____ Material for this task

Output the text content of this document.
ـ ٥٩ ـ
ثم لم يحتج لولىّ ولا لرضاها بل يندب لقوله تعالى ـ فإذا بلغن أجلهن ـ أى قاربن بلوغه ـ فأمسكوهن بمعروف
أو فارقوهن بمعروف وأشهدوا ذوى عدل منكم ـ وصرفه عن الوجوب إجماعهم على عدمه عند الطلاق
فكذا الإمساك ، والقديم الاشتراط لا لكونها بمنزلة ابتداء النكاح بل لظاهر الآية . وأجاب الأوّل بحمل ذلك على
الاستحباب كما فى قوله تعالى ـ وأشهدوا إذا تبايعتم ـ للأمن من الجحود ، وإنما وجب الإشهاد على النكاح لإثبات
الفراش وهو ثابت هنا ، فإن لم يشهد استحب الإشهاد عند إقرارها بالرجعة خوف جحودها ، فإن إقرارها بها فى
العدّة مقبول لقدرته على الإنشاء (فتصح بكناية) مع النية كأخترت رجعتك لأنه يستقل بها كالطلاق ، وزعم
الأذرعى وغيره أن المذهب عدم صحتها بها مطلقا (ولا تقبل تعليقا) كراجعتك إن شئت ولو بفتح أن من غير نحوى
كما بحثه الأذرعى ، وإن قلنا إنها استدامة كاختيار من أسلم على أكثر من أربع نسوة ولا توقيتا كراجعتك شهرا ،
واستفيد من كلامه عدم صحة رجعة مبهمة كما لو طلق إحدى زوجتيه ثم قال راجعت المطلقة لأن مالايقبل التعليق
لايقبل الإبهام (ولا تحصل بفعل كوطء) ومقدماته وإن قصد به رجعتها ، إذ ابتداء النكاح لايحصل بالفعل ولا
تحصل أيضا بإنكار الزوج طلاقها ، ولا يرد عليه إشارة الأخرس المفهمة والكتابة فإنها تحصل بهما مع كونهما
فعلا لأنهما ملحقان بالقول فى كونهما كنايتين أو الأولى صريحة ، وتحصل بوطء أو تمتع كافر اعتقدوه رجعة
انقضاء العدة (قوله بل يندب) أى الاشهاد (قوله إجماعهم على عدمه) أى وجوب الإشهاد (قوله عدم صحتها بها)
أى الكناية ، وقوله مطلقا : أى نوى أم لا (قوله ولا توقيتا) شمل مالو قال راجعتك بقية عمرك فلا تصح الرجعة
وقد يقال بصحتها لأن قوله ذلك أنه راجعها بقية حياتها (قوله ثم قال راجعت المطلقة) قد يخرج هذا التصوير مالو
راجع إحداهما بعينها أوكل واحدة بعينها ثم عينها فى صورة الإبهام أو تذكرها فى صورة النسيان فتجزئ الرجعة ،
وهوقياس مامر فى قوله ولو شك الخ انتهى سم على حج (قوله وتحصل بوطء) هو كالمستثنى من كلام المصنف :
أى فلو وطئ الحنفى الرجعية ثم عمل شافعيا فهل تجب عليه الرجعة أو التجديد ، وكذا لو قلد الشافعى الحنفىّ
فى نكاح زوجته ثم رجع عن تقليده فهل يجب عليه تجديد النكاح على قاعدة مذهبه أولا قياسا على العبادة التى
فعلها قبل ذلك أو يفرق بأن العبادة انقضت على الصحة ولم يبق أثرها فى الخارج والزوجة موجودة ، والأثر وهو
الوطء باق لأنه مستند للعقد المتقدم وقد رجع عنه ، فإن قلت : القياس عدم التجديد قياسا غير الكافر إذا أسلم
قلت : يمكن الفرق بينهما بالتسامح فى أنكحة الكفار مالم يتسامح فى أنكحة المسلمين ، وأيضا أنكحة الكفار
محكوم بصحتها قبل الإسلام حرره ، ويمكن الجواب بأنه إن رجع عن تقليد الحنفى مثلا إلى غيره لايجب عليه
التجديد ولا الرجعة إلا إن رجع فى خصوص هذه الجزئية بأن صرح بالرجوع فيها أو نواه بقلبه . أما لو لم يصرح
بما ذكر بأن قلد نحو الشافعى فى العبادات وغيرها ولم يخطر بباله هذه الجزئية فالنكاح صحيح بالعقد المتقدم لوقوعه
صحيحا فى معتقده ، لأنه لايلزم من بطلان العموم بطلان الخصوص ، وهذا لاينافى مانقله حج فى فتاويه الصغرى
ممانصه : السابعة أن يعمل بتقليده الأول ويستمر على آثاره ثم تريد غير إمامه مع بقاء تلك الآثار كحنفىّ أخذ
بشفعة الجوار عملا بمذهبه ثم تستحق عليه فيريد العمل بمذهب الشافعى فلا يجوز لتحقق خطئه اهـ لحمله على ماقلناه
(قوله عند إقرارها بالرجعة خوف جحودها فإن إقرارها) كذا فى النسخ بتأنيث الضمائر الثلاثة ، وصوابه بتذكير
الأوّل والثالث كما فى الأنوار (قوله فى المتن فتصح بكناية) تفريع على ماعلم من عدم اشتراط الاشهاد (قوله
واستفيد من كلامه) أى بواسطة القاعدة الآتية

________

## Task details
In this exercise, repeat all entries exactly.

## Task result
Output the text content of this document.
ـ ٥٩ ـ
ثم لم يحتج لولىّ ولا لرضاها بل يندب لقوله تعالى ـ فإذا بلغن أجلهن ـ أى قاربن بلوغه ـ فأمسكوهن بمعروف
أو فارقوهن بمعروف وأشهدوا ذوى عدل منكم ـ وصرفه عن الوجوب إجماعهم على عدمه عند الطلاق
فكذا الإمساك ، والقديم الاشتراط لا لكونها بمنزلة ابتداء النكاح بل لظاهر الآية . وأجاب الأوّل بحمل ذلك على
الاستحباب كما فى قوله تعالى ـ وأشهدوا إذا تبايعتم ـ للأمن من الجحود ، وإنما وجب الإشهاد على النكاح لإثبات
الفراش وهو ثابت هنا ، فإن لم يشهد استحب الإشهاد عند إقرارها بالرجعة خوف جحودها ، فإن إقرارها بها فى
العدّة مقبول لقدرته على الإنشاء (فتصح بكناية) مع النية كأخترت رجعتك لأنه يستقل بها كالطلاق ، وزعم
الأذرعى وغيره أن المذهب عدم صحتها بها مطلقا (ولا تقبل تعليقا) كراجعتك إن شئت ولو بفتح أن من غير نحوى
كما بحثه الأذرعى ، وإن قلنا إنها استدامة كاختيار من أسلم على أكثر من أربع نسوة ولا توقيتا كراجعتك شهرا ،
واستفيد من كلامه عدم صحة رجعة مبهمة كما لو طلق إحدى زوجتيه ثم قال راجعت المطلقة لأن مالايقبل التعليق
لايقبل الإبهام (ولا تحصل بفعل كوطء) ومقدماته وإن قصد به رجعتها ، إذ ابتداء النكاح لايحصل بالفعل ولا
تحصل أيضا بإنكار الزوج طلاقها ، ولا يرد عليه إشارة الأخرس المفهمة والكتابة فإنها تحصل بهما مع كونهما
فعلا لأنهما ملحقان بالقول فى كونهما كنايتين أو الأولى صريحة ، وتحصل بوطء أو تمتع كافر اعتقدوه رجعة
انقضاء العدة (قوله بل يندب) أى الاشهاد (قوله إجماعهم على عدمه) أى وجوب الإشهاد (قوله عدم صحتها بها)
أى الكناية ، وقوله مطلقا : أى نوى أم لا (قوله ولا توقيتا) شمل مالو قال راجعتك بقية عمرك فلا تصح الرجعة
وقد يقال بصحتها لأن قوله ذلك أنه راجعها بقية حياتها (قوله ثم قال راجعت المطلقة) قد يخرج هذا التصوير مالو
راجع إحداهما بعينها أوكل واحدة بعينها ثم عينها فى صورة الإبهام أو تذكرها فى صورة النسيان فتجزئ الرجعة ،
وهوقياس مامر فى قوله ولو شك الخ انتهى سم على حج (قوله وتحصل بوطء) هو كالمستثنى من كلام المصنف :
أى فلو وطئ الحنفى الرجعية ثم عمل شافعيا فهل تجب عليه الرجعة أو التجديد ، وكذا لو قلد الشافعى الحنفىّ
فى نكاح زوجته ثم رجع عن تقليده فهل يجب عليه تجديد النكاح على قاعدة مذهبه أولا قياسا على العبادة التى
فعلها قبل ذلك أو يفرق بأن العبادة انقضت على الصحة ولم يبق أثرها فى الخارج والزوجة موجودة ، والأثر وهو
الوطء باق لأنه مستند للعقد المتقدم وقد رجع عنه ، فإن قلت : القياس عدم التجديد قياسا غير الكافر إذا أسلم
قلت : يمكن الفرق بينهما بالتسامح فى أنكحة الكفار مالم يتسامح فى أنكحة المسلمين ، وأيضا أنكحة الكفار
محكوم بصحتها قبل الإسلام حرره ، ويمكن الجواب بأنه إن رجع عن تقليد الحنفى مثلا إلى غيره لايجب عليه
التجديد ولا الرجعة إلا إن رجع فى خصوص هذه الجزئية بأن صرح بالرجوع فيها أو نواه بقلبه . أما لو لم يصرح
بما ذكر بأن قلد نحو الشافعى فى العبادات وغيرها ولم يخطر بباله هذه الجزئية فالنكاح صحيح بالعقد المتقدم لوقوعه
صحيحا فى معتقده ، لأنه لايلزم من بطلان العموم بطلان الخصوص ، وهذا لاينافى مانقله حج فى فتاويه الصغرى
ممانصه : السابعة أن يعمل بتقليده الأول ويستمر على آثاره ثم تريد غير إمامه مع بقاء تلك الآثار كحنفىّ أخذ
بشفعة الجوار عملا بمذهبه ثم تستحق عليه فيريد العمل بمذهب الشافعى فلا يجوز لتحقق خطئه اهـ لحمله على ماقلناه
(قوله عند إقرارها بالرجعة خوف جحودها فإن إقرارها) كذا فى النسخ بتأنيث الضمائر الثلاثة ، وصوابه بتذكير
الأوّل والثالث كما فى الأنوار (قوله فى المتن فتصح بكناية) تفريع على ماعلم من عدم اشتراط الاشهاد (قوله
واستفيد من كلامه) أى بواسطة القاعدة الآتية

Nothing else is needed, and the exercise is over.